▶ [CHALLENGE]:
Find the lines below that contain the word "screenshot" and count them. Only the number should be given.
---- INPUT DATA
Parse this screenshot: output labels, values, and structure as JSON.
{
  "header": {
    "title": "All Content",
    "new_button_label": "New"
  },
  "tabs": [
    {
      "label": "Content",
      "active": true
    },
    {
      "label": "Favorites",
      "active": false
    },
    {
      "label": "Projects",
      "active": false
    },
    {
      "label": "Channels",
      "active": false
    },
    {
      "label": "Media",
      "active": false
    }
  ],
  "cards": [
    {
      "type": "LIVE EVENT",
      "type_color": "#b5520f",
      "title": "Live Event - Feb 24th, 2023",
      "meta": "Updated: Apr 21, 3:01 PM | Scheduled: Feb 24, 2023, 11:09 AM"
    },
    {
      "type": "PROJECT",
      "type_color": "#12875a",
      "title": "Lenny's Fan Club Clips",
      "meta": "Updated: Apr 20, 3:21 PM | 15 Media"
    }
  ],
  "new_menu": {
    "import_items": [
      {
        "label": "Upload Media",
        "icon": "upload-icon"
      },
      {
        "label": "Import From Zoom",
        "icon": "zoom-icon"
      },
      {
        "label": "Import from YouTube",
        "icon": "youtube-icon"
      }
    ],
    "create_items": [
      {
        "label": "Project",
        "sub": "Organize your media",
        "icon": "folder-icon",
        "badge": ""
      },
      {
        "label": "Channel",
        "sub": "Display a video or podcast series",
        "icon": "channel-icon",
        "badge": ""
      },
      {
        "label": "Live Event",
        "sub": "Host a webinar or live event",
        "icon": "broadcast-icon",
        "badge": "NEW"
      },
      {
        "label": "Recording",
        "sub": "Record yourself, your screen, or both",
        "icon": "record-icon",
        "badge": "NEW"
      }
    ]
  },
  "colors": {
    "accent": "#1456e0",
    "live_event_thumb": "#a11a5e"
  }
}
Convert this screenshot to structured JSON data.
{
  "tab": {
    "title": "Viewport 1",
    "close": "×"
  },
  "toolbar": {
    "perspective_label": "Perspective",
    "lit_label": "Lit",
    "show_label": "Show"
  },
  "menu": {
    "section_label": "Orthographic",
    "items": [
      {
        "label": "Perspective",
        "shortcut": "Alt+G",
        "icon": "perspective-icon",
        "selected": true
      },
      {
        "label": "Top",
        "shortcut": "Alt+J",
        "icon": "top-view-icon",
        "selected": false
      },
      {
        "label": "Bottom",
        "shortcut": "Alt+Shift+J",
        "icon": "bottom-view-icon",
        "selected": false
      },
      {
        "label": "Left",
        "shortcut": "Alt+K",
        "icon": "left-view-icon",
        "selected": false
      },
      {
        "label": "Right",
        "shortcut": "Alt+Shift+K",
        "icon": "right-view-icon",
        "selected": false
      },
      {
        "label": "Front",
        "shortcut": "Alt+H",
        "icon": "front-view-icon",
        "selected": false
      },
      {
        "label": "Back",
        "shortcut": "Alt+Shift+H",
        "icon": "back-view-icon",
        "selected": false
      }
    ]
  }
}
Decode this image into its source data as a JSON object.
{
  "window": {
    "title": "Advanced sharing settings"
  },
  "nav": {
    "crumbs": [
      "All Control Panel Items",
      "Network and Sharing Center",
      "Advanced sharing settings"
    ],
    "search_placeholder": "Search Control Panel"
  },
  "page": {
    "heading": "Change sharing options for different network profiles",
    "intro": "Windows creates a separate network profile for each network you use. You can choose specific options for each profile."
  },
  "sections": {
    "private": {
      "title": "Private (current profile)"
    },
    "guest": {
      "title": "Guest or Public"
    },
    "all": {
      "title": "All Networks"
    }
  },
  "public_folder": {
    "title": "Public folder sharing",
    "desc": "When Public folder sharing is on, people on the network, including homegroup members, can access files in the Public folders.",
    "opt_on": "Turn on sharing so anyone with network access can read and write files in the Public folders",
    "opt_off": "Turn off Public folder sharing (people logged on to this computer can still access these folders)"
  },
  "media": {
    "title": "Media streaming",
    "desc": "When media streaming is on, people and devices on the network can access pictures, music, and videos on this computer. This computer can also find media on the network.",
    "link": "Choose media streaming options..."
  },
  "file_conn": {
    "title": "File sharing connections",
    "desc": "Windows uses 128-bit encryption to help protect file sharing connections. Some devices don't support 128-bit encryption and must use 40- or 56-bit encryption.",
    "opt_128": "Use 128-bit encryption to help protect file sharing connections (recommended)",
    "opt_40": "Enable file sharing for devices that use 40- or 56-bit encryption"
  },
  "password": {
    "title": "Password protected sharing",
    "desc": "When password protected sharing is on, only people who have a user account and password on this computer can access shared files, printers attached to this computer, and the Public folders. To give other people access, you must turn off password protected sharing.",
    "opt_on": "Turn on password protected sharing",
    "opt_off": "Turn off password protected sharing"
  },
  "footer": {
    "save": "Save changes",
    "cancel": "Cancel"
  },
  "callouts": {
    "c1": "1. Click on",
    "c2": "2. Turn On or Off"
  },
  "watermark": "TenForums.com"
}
--------
▶ [ANSWER IN FULL]:
2